* _Provided material_:
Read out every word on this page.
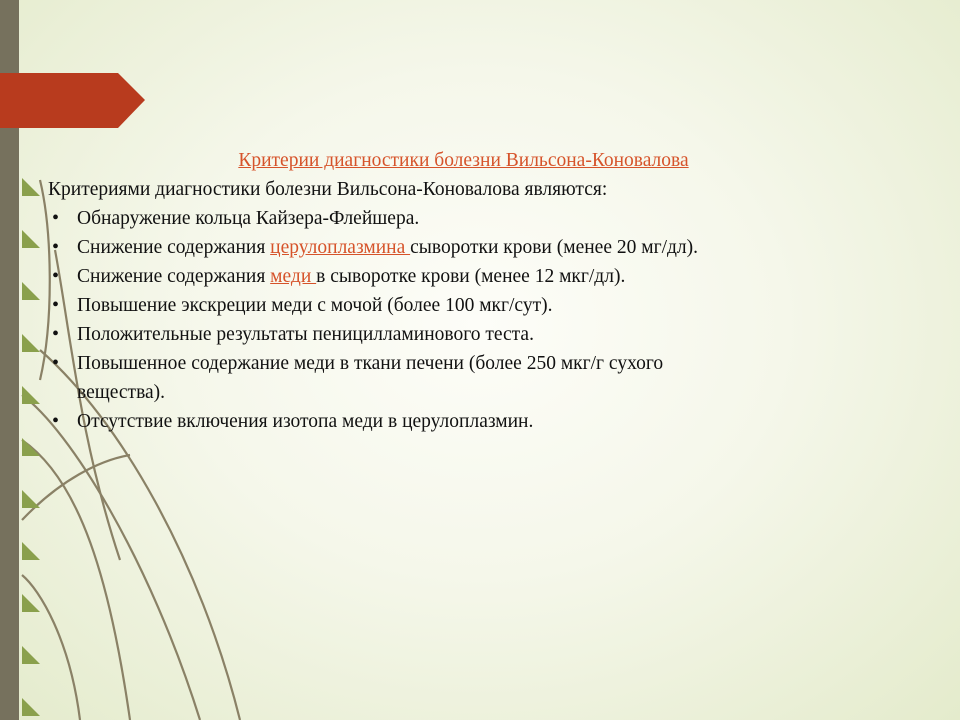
Критерии диагностики болезни Вильсона-Коновалова
Критериями диагностики болезни Вильсона-Коновалова являются:
• Обнаружение кольца Кайзера-Флейшера.
• Снижение содержания церулоплазмина сыворотки крови (менее 20 мг/дл).
• Снижение содержания меди в сыворотке крови (менее 12 мкг/дл).
• Повышение экскреции меди с мочой (более 100 мкг/сут).
• Положительные результаты пеницилламинового теста.
• Повышенное содержание меди в ткани печени (более 250 мкг/г сухого
вещества).
• Отсутствие включения изотопа меди в церулоплазмин.
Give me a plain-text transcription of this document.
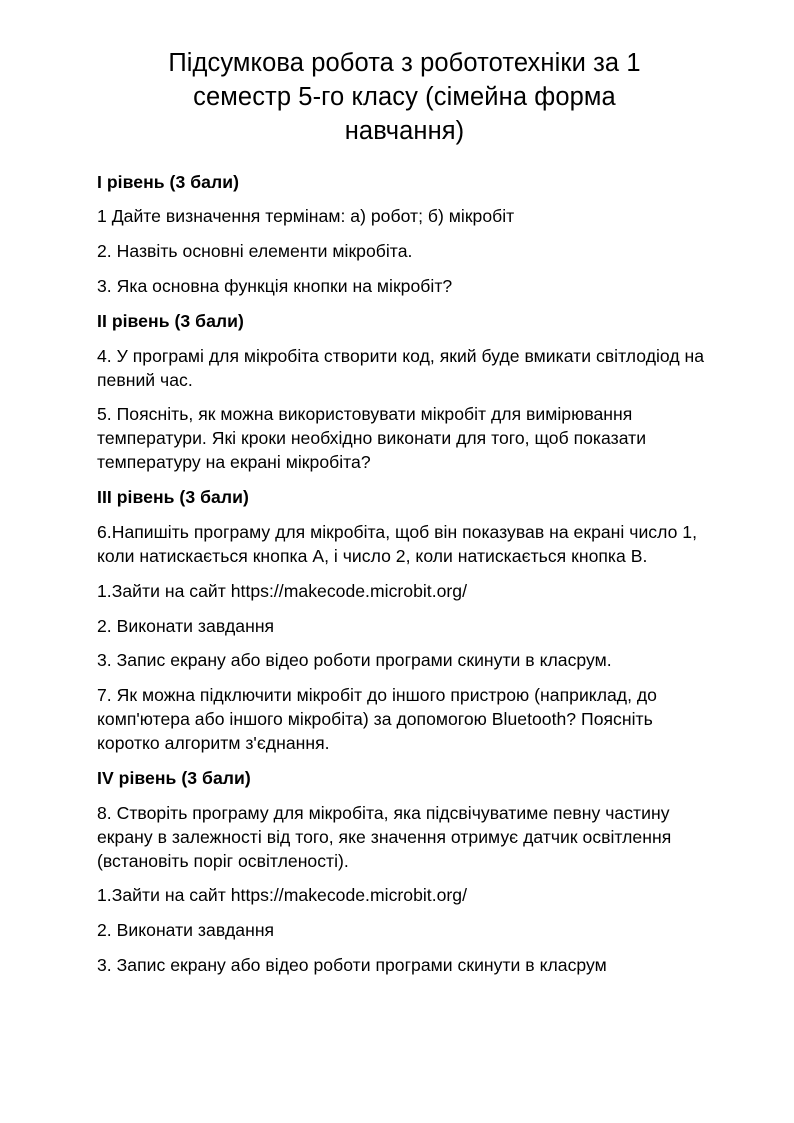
Підсумкова робота з робототехніки за 1
семестр 5-го класу (сімейна форма
навчання)

I рівень (3 бали)

1 Дайте визначення термінам: а) робот; б) мікробіт

2. Назвіть основні елементи мікробіта.

3. Яка основна функція кнопки на мікробіт?

II рівень (3 бали)

4. У програмі для мікробіта створити код, який буде вмикати світлодіод на певний час.

5. Поясніть, як можна використовувати мікробіт для вимірювання температури. Які кроки необхідно виконати для того, щоб показати температуру на екрані мікробіта?

III рівень (3 бали)

6.Напишіть програму для мікробіта, щоб він показував на екрані число 1, коли натискається кнопка A, і число 2, коли натискається кнопка B.

1.Зайти на сайт https://makecode.microbit.org/

2. Виконати завдання

3. Запис екрану або відео роботи програми скинути в класрум.

7. Як можна підключити мікробіт до іншого пристрою (наприклад, до комп'ютера або іншого мікробіта) за допомогою Bluetooth? Поясніть коротко алгоритм з'єднання.

IV рівень (3 бали)

8. Створіть програму для мікробіта, яка підсвічуватиме певну частину екрану в залежності від того, яке значення отримує датчик освітлення (встановіть поріг освітленості).

1.Зайти на сайт https://makecode.microbit.org/

2. Виконати завдання

3. Запис екрану або відео роботи програми скинути в класрум
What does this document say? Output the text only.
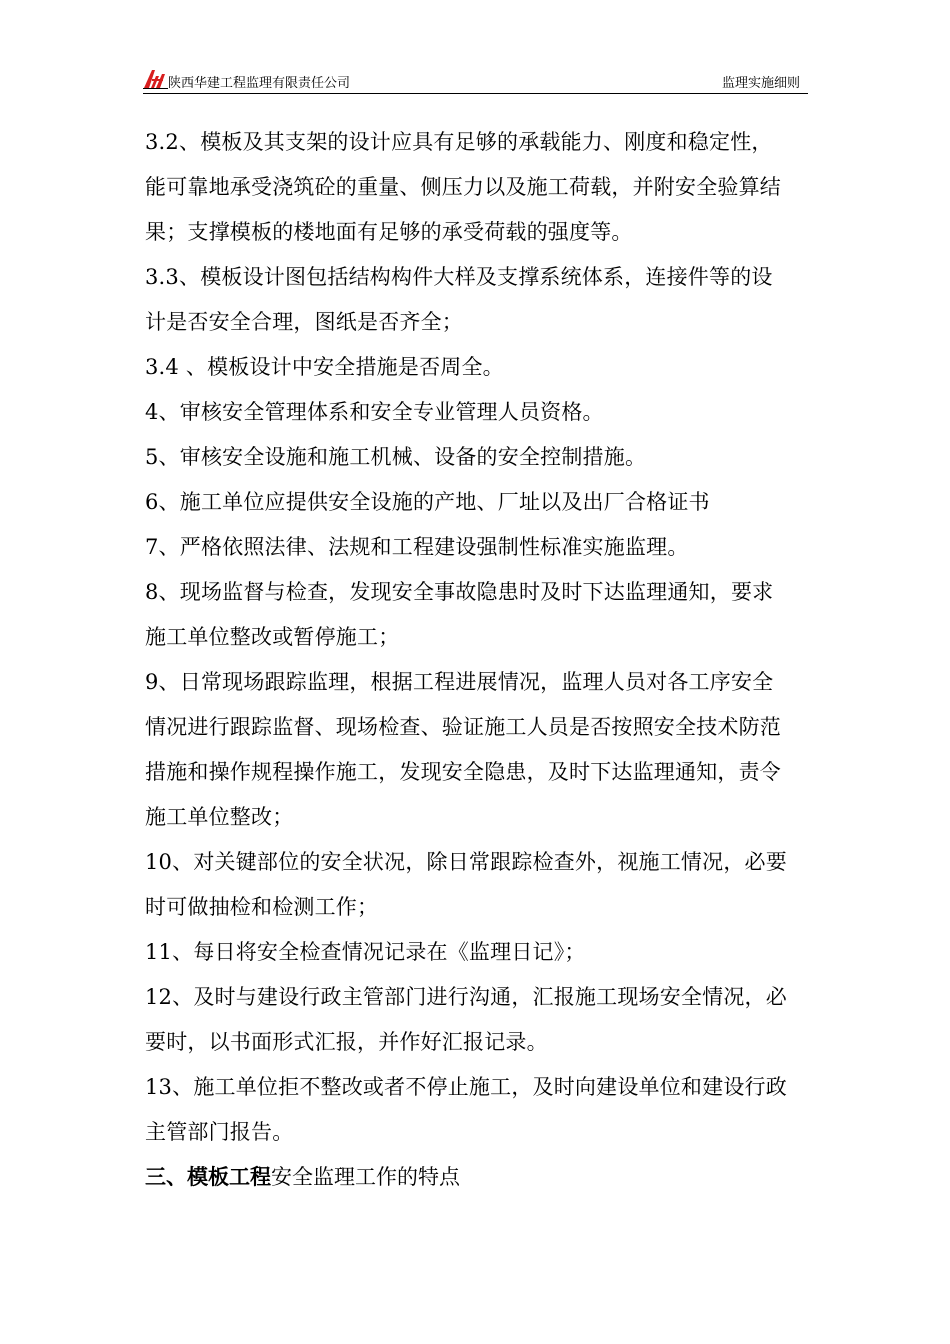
陕西华建工程监理有限责任公司	监理实施细则
3.2、模板及其支架的设计应具有足够的承载能力、刚度和稳定性，
能可靠地承受浇筑砼的重量、侧压力以及施工荷载，并附安全验算结
果；支撑模板的楼地面有足够的承受荷载的强度等。
3.3、模板设计图包括结构构件大样及支撑系统体系，连接件等的设
计是否安全合理，图纸是否齐全；
3.4 、模板设计中安全措施是否周全。
4、审核安全管理体系和安全专业管理人员资格。
5、审核安全设施和施工机械、设备的安全控制措施。
6、施工单位应提供安全设施的产地、厂址以及出厂合格证书
7、严格依照法律、法规和工程建设强制性标准实施监理。
8、现场监督与检查，发现安全事故隐患时及时下达监理通知，要求
施工单位整改或暂停施工；
9、日常现场跟踪监理，根据工程进展情况，监理人员对各工序安全
情况进行跟踪监督、现场检查、验证施工人员是否按照安全技术防范
措施和操作规程操作施工，发现安全隐患，及时下达监理通知，责令
施工单位整改；
10、对关键部位的安全状况，除日常跟踪检查外，视施工情况，必要
时可做抽检和检测工作；
11、每日将安全检查情况记录在《监理日记》；
12、及时与建设行政主管部门进行沟通，汇报施工现场安全情况，必
要时，以书面形式汇报，并作好汇报记录。
13、施工单位拒不整改或者不停止施工，及时向建设单位和建设行政
主管部门报告。
三、模板工程安全监理工作的特点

* _Given problem_:
Report how many lines in the entries hold the string "Вильсона". Nothing but the number is wanted.

* _Response to the exercise_:
2